(Work instructions): Write out every entry exactly as given, but omit the pictures.

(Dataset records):
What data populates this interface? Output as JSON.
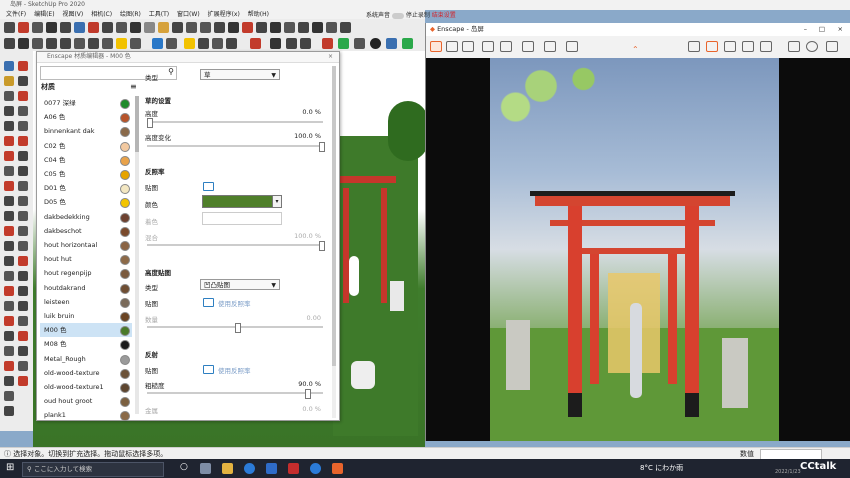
{
  "sketchup": {
    "window_title": "岛屏 - SketchUp Pro 2020",
    "menu": [
      "文件(F)",
      "编辑(E)",
      "视图(V)",
      "相机(C)",
      "绘图(R)",
      "工具(T)",
      "窗口(W)",
      "扩展程序(x)",
      "帮助(H)"
    ],
    "status_text": "选择对象。切换到扩充选择。拖动鼠标选择多项。",
    "status_value_label": "数值"
  },
  "recording": {
    "mic_label": "系统声音",
    "stop_label": "停止录制",
    "settings_label": "结束设置"
  },
  "materials": {
    "title": "Enscape 材质编辑器 - M00 色",
    "header": "材质",
    "items": [
      {
        "name": "0077 深绿",
        "color": "#1f8a2a"
      },
      {
        "name": "A06 色",
        "color": "#b7542a"
      },
      {
        "name": "binnenkant dak",
        "color": "#8a6a4a"
      },
      {
        "name": "C02 色",
        "color": "#f2c9a0"
      },
      {
        "name": "C04 色",
        "color": "#e8a24a"
      },
      {
        "name": "C05 色",
        "color": "#e6a400"
      },
      {
        "name": "D01 色",
        "color": "#f3e7c2"
      },
      {
        "name": "D05 色",
        "color": "#f2c400"
      },
      {
        "name": "dakbedekking",
        "color": "#6d4130"
      },
      {
        "name": "dakbeschot",
        "color": "#7a4a2c"
      },
      {
        "name": "hout horizontaal",
        "color": "#8a6444"
      },
      {
        "name": "hout hut",
        "color": "#8d6a48"
      },
      {
        "name": "hout regenpijp",
        "color": "#7a5a3e"
      },
      {
        "name": "houtdakrand",
        "color": "#6f4e33"
      },
      {
        "name": "leisteen",
        "color": "#7a6a5a"
      },
      {
        "name": "luik bruin",
        "color": "#6a4424"
      },
      {
        "name": "M00 色",
        "color": "#4a7a2a"
      },
      {
        "name": "M08 色",
        "color": "#1a1a1a"
      },
      {
        "name": "Metal_Rough",
        "color": "#9a9a9a"
      },
      {
        "name": "old-wood-texture",
        "color": "#6b5238"
      },
      {
        "name": "old-wood-texture1",
        "color": "#5e4630"
      },
      {
        "name": "oud hout groot",
        "color": "#7b6040"
      },
      {
        "name": "plank1",
        "color": "#8a6a48"
      }
    ],
    "selected_index": 16,
    "type_label": "类型",
    "type_value": "草",
    "grass_section": "草的设置",
    "height_label": "高度",
    "height_value": "0.0 %",
    "height_var_label": "高度变化",
    "height_var_value": "100.0 %",
    "albedo_section": "反照率",
    "texture_label": "贴图",
    "color_label": "颜色",
    "tint_label": "着色",
    "color_swatch": "#4f7f2a",
    "opacity_label": "混合",
    "opacity_value": "100.0 %",
    "bump_section": "高度贴图",
    "bump_type_label": "类型",
    "bump_type_value": "凹凸贴图",
    "bump_texture_label": "贴图",
    "bump_texture_link": "使用反照率",
    "bump_amount_label": "数量",
    "bump_amount_value": "0.00",
    "reflect_section": "反射",
    "reflect_texture_label": "贴图",
    "reflect_texture_link": "使用反照率",
    "roughness_label": "粗糙度",
    "roughness_value": "90.0 %",
    "metal_label": "金属",
    "metal_value": "0.0 %"
  },
  "enscape": {
    "window_title": "Enscape - 岛屏"
  },
  "taskbar": {
    "search_placeholder": "ここに入力して検索",
    "weather": "8°C にわか雨",
    "date": "2022/1/23",
    "brand": "CCtalk"
  }
}
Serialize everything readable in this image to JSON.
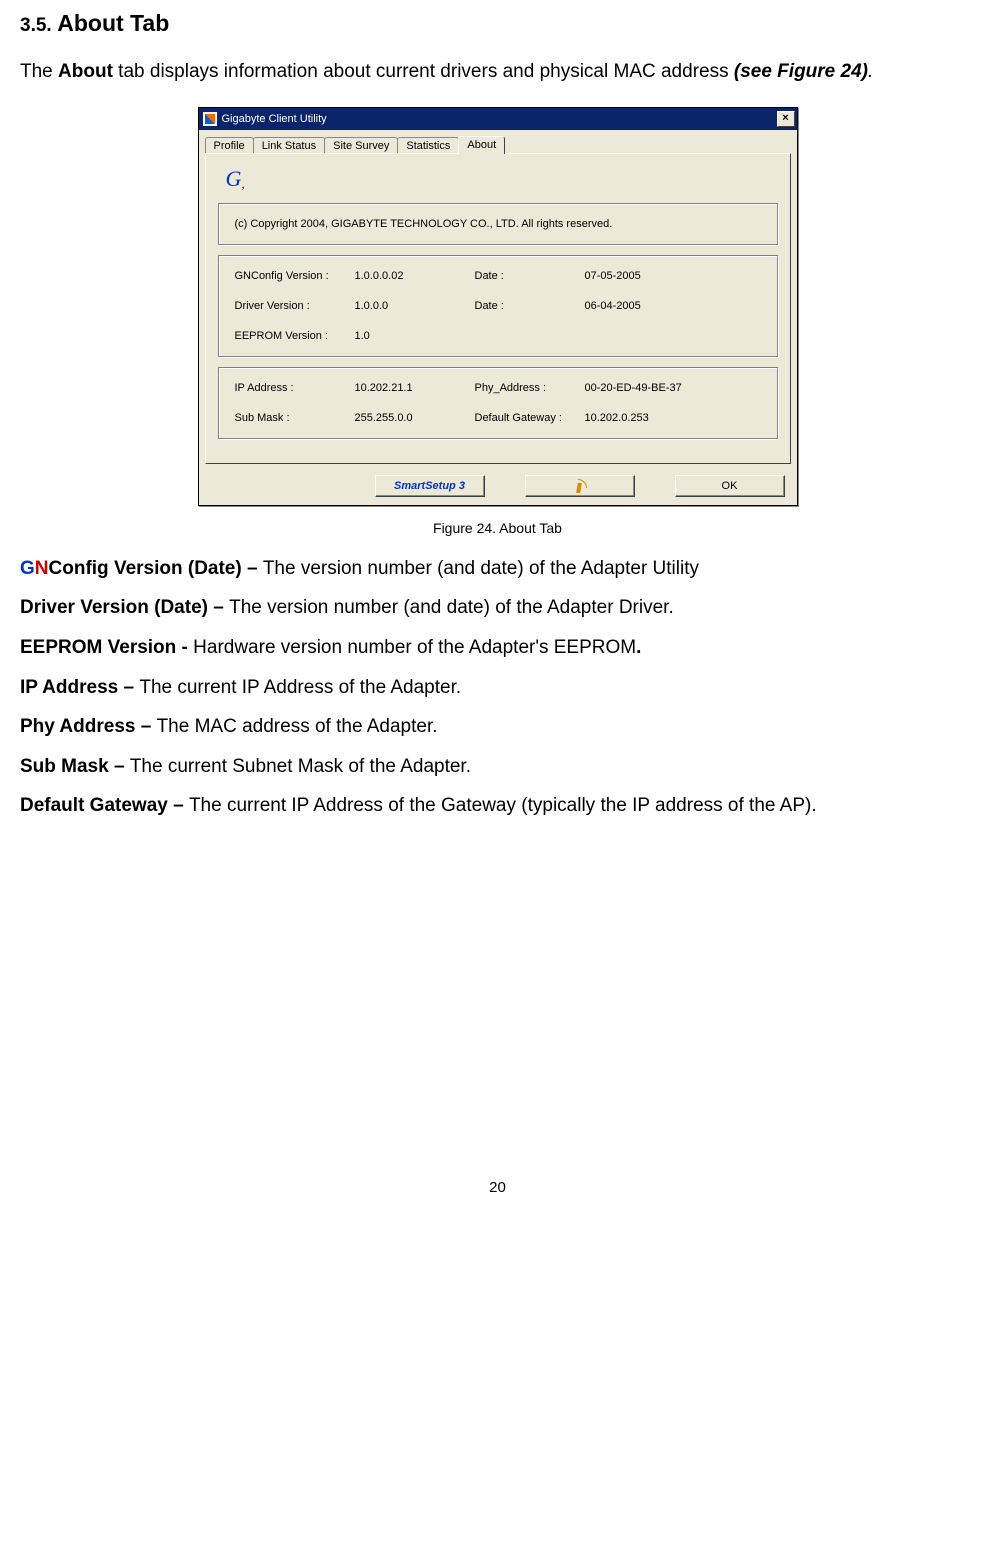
{
  "heading": {
    "number": "3.5.",
    "title": "About Tab"
  },
  "intro": {
    "pre": "The ",
    "bold1": "About",
    "mid": " tab displays information about current drivers and physical MAC address ",
    "ref": "(see Figure 24)",
    "end": "."
  },
  "dialog": {
    "title": "Gigabyte Client Utility",
    "close": "×",
    "tabs": [
      "Profile",
      "Link Status",
      "Site Survey",
      "Statistics",
      "About"
    ],
    "active_tab": "About",
    "copyright": "(c) Copyright 2004, GIGABYTE TECHNOLOGY CO., LTD.  All rights reserved.",
    "group1": {
      "r1": {
        "label": "GNConfig Version :",
        "value": "1.0.0.0.02",
        "date_label": "Date :",
        "date_value": "07-05-2005"
      },
      "r2": {
        "label": "Driver Version :",
        "value": "1.0.0.0",
        "date_label": "Date :",
        "date_value": "06-04-2005"
      },
      "r3": {
        "label": "EEPROM Version :",
        "value": "1.0",
        "date_label": "",
        "date_value": ""
      }
    },
    "group2": {
      "r1": {
        "label": "IP Address :",
        "value": "10.202.21.1",
        "label2": "Phy_Address :",
        "value2": "00-20-ED-49-BE-37"
      },
      "r2": {
        "label": "Sub Mask :",
        "value": "255.255.0.0",
        "label2": "Default Gateway :",
        "value2": "10.202.0.253"
      }
    },
    "buttons": {
      "smartsetup": "SmartSetup 3",
      "ok": "OK"
    }
  },
  "caption": "Figure 24.    About Tab",
  "descriptions": {
    "d1": {
      "g": "G",
      "n": "N",
      "rest_bold": "Config Version (Date) – ",
      "text": "The version number (and date) of the Adapter Utility"
    },
    "d2": {
      "bold": "Driver Version (Date) – ",
      "text": "The version number (and date) of the Adapter Driver."
    },
    "d3": {
      "bold": "EEPROM Version - ",
      "text": "Hardware version number of the Adapter's EEPROM",
      "bold_end": "."
    },
    "d4": {
      "bold": "IP Address – ",
      "text": "The current IP Address of the Adapter."
    },
    "d5": {
      "bold": "Phy Address – ",
      "text": "The MAC address of the Adapter."
    },
    "d6": {
      "bold": "Sub Mask – ",
      "text": "The current Subnet Mask of the Adapter."
    },
    "d7": {
      "bold": "Default Gateway – ",
      "text": "The current IP Address of the Gateway (typically the IP address of the AP)."
    }
  },
  "page_number": "20"
}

(Solution):
What data populates this interface? Output as JSON.
{
  "sketchup": {
    "window_title": "岛屏 - SketchUp Pro 2020",
    "menu": [
      "文件(F)",
      "编辑(E)",
      "视图(V)",
      "相机(C)",
      "绘图(R)",
      "工具(T)",
      "窗口(W)",
      "扩展程序(x)",
      "帮助(H)"
    ],
    "status_text": "选择对象。切换到扩充选择。拖动鼠标选择多项。",
    "status_value_label": "数值"
  },
  "recording": {
    "mic_label": "系统声音",
    "stop_label": "停止录制",
    "settings_label": "结束设置"
  },
  "materials": {
    "title": "Enscape 材质编辑器 - M00 色",
    "header": "材质",
    "items": [
      {
        "name": "0077 深绿",
        "color": "#1f8a2a"
      },
      {
        "name": "A06 色",
        "color": "#b7542a"
      },
      {
        "name": "binnenkant dak",
        "color": "#8a6a4a"
      },
      {
        "name": "C02 色",
        "color": "#f2c9a0"
      },
      {
        "name": "C04 色",
        "color": "#e8a24a"
      },
      {
        "name": "C05 色",
        "color": "#e6a400"
      },
      {
        "name": "D01 色",
        "color": "#f3e7c2"
      },
      {
        "name": "D05 色",
        "color": "#f2c400"
      },
      {
        "name": "dakbedekking",
        "color": "#6d4130"
      },
      {
        "name": "dakbeschot",
        "color": "#7a4a2c"
      },
      {
        "name": "hout horizontaal",
        "color": "#8a6444"
      },
      {
        "name": "hout hut",
        "color": "#8d6a48"
      },
      {
        "name": "hout regenpijp",
        "color": "#7a5a3e"
      },
      {
        "name": "houtdakrand",
        "color": "#6f4e33"
      },
      {
        "name": "leisteen",
        "color": "#7a6a5a"
      },
      {
        "name": "luik bruin",
        "color": "#6a4424"
      },
      {
        "name": "M00 色",
        "color": "#4a7a2a"
      },
      {
        "name": "M08 色",
        "color": "#1a1a1a"
      },
      {
        "name": "Metal_Rough",
        "color": "#9a9a9a"
      },
      {
        "name": "old-wood-texture",
        "color": "#6b5238"
      },
      {
        "name": "old-wood-texture1",
        "color": "#5e4630"
      },
      {
        "name": "oud hout groot",
        "color": "#7b6040"
      },
      {
        "name": "plank1",
        "color": "#8a6a48"
      }
    ],
    "selected_index": 16,
    "type_label": "类型",
    "type_value": "草",
    "grass_section": "草的设置",
    "height_label": "高度",
    "height_value": "0.0 %",
    "height_var_label": "高度变化",
    "height_var_value": "100.0 %",
    "albedo_section": "反照率",
    "texture_label": "贴图",
    "color_label": "颜色",
    "tint_label": "着色",
    "color_swatch": "#4f7f2a",
    "opacity_label": "混合",
    "opacity_value": "100.0 %",
    "bump_section": "高度贴图",
    "bump_type_label": "类型",
    "bump_type_value": "凹凸贴图",
    "bump_texture_label": "贴图",
    "bump_texture_link": "使用反照率",
    "bump_amount_label": "数量",
    "bump_amount_value": "0.00",
    "reflect_section": "反射",
    "reflect_texture_label": "贴图",
    "reflect_texture_link": "使用反照率",
    "roughness_label": "粗糙度",
    "roughness_value": "90.0 %",
    "metal_label": "金属",
    "metal_value": "0.0 %"
  },
  "enscape": {
    "window_title": "Enscape - 岛屏"
  },
  "taskbar": {
    "search_placeholder": "ここに入力して検索",
    "weather": "8°C にわか雨",
    "date": "2022/1/23",
    "brand": "CCtalk"
  }
}
Serialize everything readable in this image to JSON.
{
  "heading": {
    "number": "3.5.",
    "title": "About Tab"
  },
  "intro": {
    "pre": "The ",
    "bold1": "About",
    "mid": " tab displays information about current drivers and physical MAC address ",
    "ref": "(see Figure 24)",
    "end": "."
  },
  "dialog": {
    "title": "Gigabyte Client Utility",
    "close": "×",
    "tabs": [
      "Profile",
      "Link Status",
      "Site Survey",
      "Statistics",
      "About"
    ],
    "active_tab": "About",
    "copyright": "(c) Copyright 2004, GIGABYTE TECHNOLOGY CO., LTD.  All rights reserved.",
    "group1": {
      "r1": {
        "label": "GNConfig Version :",
        "value": "1.0.0.0.02",
        "date_label": "Date :",
        "date_value": "07-05-2005"
      },
      "r2": {
        "label": "Driver Version :",
        "value": "1.0.0.0",
        "date_label": "Date :",
        "date_value": "06-04-2005"
      },
      "r3": {
        "label": "EEPROM Version :",
        "value": "1.0",
        "date_label": "",
        "date_value": ""
      }
    },
    "group2": {
      "r1": {
        "label": "IP Address :",
        "value": "10.202.21.1",
        "label2": "Phy_Address :",
        "value2": "00-20-ED-49-BE-37"
      },
      "r2": {
        "label": "Sub Mask :",
        "value": "255.255.0.0",
        "label2": "Default Gateway :",
        "value2": "10.202.0.253"
      }
    },
    "buttons": {
      "smartsetup": "SmartSetup 3",
      "ok": "OK"
    }
  },
  "caption": "Figure 24.    About Tab",
  "descriptions": {
    "d1": {
      "g": "G",
      "n": "N",
      "rest_bold": "Config Version (Date) – ",
      "text": "The version number (and date) of the Adapter Utility"
    },
    "d2": {
      "bold": "Driver Version (Date) – ",
      "text": "The version number (and date) of the Adapter Driver."
    },
    "d3": {
      "bold": "EEPROM Version - ",
      "text": "Hardware version number of the Adapter's EEPROM",
      "bold_end": "."
    },
    "d4": {
      "bold": "IP Address – ",
      "text": "The current IP Address of the Adapter."
    },
    "d5": {
      "bold": "Phy Address – ",
      "text": "The MAC address of the Adapter."
    },
    "d6": {
      "bold": "Sub Mask – ",
      "text": "The current Subnet Mask of the Adapter."
    },
    "d7": {
      "bold": "Default Gateway – ",
      "text": "The current IP Address of the Gateway (typically the IP address of the AP)."
    }
  },
  "page_number": "20"
}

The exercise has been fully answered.